Set problem: Output nothing but the number of lines that include the word "redside".

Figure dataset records
———
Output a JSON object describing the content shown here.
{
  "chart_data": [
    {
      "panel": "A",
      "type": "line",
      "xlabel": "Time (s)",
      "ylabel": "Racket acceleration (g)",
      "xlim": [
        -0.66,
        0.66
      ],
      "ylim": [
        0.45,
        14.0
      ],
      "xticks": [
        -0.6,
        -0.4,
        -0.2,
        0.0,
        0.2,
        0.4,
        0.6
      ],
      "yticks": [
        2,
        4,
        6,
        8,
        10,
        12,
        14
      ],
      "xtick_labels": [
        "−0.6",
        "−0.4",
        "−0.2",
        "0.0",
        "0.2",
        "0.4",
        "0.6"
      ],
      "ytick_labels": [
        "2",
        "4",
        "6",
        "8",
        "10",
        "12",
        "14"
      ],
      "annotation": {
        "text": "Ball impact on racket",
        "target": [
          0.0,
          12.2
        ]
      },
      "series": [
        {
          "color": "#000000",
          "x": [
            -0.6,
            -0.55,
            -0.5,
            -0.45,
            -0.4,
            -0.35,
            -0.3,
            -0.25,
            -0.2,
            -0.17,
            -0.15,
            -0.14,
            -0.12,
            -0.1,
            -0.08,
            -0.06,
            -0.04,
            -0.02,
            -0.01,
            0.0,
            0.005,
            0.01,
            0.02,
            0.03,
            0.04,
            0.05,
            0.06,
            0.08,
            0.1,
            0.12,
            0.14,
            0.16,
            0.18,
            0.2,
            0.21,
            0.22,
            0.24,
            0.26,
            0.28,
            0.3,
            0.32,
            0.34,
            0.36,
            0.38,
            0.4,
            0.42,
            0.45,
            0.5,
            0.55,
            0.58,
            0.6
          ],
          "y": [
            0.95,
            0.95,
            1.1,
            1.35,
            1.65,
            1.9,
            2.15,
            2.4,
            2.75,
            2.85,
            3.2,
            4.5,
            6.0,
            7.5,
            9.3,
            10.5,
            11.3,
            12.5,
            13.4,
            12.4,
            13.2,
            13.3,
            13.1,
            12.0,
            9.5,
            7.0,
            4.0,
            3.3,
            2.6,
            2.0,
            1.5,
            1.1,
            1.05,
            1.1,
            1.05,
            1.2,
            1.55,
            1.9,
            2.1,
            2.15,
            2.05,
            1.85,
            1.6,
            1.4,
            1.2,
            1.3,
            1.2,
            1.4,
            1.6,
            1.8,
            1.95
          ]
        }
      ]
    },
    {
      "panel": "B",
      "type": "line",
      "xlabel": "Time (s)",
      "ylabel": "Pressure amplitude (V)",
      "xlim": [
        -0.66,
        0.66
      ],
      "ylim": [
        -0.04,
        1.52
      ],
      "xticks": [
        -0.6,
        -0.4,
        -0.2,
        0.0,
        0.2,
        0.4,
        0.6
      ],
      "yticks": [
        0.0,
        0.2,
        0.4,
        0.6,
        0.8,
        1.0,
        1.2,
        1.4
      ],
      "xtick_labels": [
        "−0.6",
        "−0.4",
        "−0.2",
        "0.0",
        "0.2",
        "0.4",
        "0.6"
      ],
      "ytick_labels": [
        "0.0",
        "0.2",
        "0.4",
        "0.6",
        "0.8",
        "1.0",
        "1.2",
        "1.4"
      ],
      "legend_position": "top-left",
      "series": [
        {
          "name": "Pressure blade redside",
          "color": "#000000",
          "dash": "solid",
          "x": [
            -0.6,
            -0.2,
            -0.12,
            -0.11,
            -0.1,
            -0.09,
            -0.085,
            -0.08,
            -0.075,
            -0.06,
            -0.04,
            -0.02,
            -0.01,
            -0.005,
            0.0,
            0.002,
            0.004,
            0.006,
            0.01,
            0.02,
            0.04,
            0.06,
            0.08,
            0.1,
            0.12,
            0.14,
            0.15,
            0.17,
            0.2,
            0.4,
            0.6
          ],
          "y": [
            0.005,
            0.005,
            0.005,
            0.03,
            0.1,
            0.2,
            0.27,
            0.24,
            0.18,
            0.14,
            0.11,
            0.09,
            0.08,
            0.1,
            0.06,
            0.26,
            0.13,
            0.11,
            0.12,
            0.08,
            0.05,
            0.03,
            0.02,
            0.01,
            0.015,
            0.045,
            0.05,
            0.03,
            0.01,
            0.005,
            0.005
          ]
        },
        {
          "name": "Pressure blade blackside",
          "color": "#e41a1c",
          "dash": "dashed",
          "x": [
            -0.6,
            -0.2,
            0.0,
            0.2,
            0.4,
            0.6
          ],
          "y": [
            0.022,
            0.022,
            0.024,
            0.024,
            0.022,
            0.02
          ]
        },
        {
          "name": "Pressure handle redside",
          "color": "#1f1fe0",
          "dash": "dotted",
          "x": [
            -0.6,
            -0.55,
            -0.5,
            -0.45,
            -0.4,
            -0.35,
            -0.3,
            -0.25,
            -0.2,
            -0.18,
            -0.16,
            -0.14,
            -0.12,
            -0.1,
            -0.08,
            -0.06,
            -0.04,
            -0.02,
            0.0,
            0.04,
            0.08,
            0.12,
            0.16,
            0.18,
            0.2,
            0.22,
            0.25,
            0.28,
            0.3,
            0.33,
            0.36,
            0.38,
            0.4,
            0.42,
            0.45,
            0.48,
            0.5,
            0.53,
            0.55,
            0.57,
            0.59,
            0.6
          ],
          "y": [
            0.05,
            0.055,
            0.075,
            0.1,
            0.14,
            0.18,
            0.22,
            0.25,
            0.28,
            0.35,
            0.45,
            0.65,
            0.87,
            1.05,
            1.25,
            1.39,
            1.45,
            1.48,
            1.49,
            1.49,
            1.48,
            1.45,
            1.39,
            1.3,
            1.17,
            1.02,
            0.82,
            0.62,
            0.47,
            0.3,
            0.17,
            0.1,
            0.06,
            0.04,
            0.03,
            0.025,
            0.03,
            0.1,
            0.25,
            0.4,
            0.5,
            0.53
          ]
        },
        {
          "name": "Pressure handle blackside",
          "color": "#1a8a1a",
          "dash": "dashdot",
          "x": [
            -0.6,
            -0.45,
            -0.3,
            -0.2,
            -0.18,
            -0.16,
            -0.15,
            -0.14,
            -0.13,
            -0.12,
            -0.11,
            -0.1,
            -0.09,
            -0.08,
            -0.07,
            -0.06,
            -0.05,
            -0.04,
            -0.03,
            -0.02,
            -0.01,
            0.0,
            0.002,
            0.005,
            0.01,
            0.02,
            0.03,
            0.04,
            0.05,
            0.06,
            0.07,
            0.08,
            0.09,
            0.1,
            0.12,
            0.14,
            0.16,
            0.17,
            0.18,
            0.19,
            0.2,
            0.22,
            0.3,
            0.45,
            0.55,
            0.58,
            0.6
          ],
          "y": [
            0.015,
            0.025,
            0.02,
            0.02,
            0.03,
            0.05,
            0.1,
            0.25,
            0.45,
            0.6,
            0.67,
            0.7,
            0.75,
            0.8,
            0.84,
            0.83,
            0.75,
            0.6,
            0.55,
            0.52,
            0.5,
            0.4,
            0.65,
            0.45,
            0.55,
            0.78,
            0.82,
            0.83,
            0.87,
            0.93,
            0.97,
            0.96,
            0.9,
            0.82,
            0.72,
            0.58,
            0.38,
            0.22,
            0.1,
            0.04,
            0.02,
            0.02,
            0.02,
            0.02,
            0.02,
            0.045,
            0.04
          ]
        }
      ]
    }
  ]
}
———
Output of the task: 2